### Passage given
Specifying arbitrary Perl code in a filter to select records is a breathtakingly powerful approach, but it's not entirely original. Perl owes much to the awk programming language, which is often used for such filtering. One problem with awk is that it can't easily treat input as fixed-size fields instead of fields separated by something. Another is that the fields are not mnemonically named: awk uses $1, $2, etc. Plus Perl can do much that awk cannot.

The user criteria don't even have to be simple expressions. For example, this call initializes a variable $id to user nobody 's number to use later in its expression:

% psgrep 'no strict "vars";
          BEGIN { $id = getpwnam("nobody") }
          uid == $id '

How can we use unquoted words without even a dollar sign, like uid, command, and size, to represent those respective fields in each input record? We directly manipulate the symbol table by assigning closures to indirect typeglobs, which creates functions with those names. The function names are created using both uppercase and lowercase names, allowing both "UID < 10" and "uid < 10". Closures are described in Recipe 11.4, and assigning them to typeglobs to create function aliases is shown in Recipe 10.14.

One twist here not seen in those recipes is empty parentheses on the closure. These allowed us to use the function in an expression anywhere we'd use a single term, like a string or a numeric constant. It creates a void prototype so the field-accessing function named uid accepts no arguments, just like the built-in function time. If these functions weren't prototyped void, expressions like "uid < 10" or "size / 2 > rss" would confuse the parser because it would see the unterminated start of a wildcard glob and of a pattern match, respectively. Prototypes are discussed in Recipe 10.11.

### Element location listings
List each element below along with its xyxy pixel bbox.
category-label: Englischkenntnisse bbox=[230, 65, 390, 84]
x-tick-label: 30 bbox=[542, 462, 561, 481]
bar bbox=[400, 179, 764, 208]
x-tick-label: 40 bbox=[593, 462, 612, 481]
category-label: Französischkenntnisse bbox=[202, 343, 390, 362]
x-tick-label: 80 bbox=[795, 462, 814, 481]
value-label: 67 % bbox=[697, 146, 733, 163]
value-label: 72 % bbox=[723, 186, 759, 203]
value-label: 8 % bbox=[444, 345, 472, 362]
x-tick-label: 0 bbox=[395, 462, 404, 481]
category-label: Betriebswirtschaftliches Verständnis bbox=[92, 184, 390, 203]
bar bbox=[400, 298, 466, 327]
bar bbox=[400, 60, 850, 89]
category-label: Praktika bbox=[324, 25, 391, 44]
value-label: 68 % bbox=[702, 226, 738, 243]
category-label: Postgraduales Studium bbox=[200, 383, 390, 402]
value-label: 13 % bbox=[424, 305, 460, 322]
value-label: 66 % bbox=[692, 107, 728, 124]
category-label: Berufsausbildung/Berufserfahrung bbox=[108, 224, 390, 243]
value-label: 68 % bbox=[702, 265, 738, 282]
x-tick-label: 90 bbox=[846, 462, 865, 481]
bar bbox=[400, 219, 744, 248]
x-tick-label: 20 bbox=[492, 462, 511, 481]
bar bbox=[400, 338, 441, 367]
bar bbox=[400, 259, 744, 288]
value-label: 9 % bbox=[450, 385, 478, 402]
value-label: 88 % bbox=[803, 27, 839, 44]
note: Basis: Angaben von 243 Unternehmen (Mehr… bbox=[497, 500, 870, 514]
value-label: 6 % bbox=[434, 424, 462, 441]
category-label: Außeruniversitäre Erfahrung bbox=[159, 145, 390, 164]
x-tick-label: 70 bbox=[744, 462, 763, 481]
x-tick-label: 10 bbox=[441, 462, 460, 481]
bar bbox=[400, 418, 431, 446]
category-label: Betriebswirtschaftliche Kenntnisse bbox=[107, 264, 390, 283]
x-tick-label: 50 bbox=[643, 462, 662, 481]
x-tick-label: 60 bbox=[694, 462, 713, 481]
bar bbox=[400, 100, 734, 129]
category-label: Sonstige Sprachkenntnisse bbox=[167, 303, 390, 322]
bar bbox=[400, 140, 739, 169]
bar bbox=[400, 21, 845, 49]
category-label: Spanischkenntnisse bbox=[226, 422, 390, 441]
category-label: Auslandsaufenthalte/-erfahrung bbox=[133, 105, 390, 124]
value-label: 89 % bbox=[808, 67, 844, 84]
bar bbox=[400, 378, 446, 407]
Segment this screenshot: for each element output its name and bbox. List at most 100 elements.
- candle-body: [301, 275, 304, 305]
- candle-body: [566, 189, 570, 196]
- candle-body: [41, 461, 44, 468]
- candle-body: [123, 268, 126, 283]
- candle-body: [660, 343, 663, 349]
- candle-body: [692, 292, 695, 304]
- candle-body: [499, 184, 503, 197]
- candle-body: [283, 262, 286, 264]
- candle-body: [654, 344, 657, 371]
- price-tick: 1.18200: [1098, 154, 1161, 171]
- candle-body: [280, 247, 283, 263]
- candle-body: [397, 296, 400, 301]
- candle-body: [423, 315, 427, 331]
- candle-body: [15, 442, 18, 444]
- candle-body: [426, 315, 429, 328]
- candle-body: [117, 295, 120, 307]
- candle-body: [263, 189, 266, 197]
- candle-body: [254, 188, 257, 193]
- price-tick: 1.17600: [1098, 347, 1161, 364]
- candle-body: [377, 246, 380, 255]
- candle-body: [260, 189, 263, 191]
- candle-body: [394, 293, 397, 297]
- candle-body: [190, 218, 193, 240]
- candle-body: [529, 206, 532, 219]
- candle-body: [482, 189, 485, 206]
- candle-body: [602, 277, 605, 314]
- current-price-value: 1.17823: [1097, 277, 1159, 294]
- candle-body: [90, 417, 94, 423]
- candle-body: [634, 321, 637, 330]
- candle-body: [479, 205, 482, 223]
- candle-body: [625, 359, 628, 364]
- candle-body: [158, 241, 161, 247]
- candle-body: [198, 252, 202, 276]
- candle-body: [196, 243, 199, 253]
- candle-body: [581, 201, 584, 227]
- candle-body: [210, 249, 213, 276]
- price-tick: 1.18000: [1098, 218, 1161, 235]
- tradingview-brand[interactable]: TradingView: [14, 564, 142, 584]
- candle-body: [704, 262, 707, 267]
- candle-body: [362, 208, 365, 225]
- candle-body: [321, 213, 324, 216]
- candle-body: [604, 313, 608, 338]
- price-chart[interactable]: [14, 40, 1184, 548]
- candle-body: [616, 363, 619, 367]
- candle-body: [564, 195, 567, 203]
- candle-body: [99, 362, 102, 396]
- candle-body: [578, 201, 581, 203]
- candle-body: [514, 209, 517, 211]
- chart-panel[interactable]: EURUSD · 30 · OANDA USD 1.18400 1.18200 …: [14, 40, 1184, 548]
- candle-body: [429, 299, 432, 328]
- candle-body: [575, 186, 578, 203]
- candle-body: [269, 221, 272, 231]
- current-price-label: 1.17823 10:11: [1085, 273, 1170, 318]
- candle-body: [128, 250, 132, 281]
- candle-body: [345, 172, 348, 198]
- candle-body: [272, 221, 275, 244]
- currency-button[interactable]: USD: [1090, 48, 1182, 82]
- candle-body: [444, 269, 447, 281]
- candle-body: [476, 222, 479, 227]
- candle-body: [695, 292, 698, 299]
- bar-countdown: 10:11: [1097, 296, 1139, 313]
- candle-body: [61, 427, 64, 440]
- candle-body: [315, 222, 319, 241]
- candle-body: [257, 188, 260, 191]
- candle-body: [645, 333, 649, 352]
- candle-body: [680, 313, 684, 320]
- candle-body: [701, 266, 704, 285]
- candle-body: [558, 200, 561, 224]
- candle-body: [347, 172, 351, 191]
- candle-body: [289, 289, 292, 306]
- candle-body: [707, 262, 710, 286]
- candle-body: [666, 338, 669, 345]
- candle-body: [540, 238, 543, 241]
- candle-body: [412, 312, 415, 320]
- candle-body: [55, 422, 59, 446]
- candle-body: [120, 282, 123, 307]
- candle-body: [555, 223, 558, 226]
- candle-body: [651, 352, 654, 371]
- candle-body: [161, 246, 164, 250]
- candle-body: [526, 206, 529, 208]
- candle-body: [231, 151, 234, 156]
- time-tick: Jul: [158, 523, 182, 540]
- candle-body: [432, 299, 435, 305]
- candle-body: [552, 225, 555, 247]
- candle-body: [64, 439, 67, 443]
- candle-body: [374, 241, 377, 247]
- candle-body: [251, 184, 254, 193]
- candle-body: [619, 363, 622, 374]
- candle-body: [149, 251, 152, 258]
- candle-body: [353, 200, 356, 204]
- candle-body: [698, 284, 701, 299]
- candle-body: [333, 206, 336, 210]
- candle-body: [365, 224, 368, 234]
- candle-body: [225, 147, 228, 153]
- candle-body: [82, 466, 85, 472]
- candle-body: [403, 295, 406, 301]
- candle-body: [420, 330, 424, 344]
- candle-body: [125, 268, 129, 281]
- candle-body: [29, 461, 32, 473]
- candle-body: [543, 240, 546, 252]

### Given instruction 1
According to the passage on Perl record filtering, what would the parser see in "uid < 10" if the field-accessing functions weren't prototyped void?
### Given instruction 2
Continue the passage on Perl record filtering from its last sentence, keeping its style and subject, separate from the data.

### Task result 1
It would see the unterminated start of a wildcard glob.

### Task result 2
The version of psgrep demonstrated here expects the output from Red Hat Linux's ps. To port to other systems, look at which columns the headers begin at. This approach isn't relevant only to ps or only to Unix systems. It's a generic technique for filtering input records using Perl expressions, easily adapted to other record layouts. The input format could be in columns, space separated, comma separated, or the result of a pattern match with capturing parentheses.

The program could even be modified to handle a user-defined database with a small change to the selection functions. If you had an array of records as described in Recipe 11.9, you could let users specify arbitrary selection criteria, such as:

sub id()         { $_->{ID}   }
sub title()      { $_->{TITLE} }
sub executive()  { title =~ /(?:vice-)?president/i }

# user search criteria go in the grep clause
@slowburners = grep { id < 10 && !executive } @employees;

For reasons of security and performance, this kind of power is seldom found in database engines like those described in Chapter 14, Database Access. SQL doesn't support this, but given Perl and small bit of ingenuity, it's easy to roll it up on your own. The search engine at http://mox.perl.com/cgi-bin/MxScreen uses such a technique, but instead of output from ps, its records are Perl hashes loaded from a database.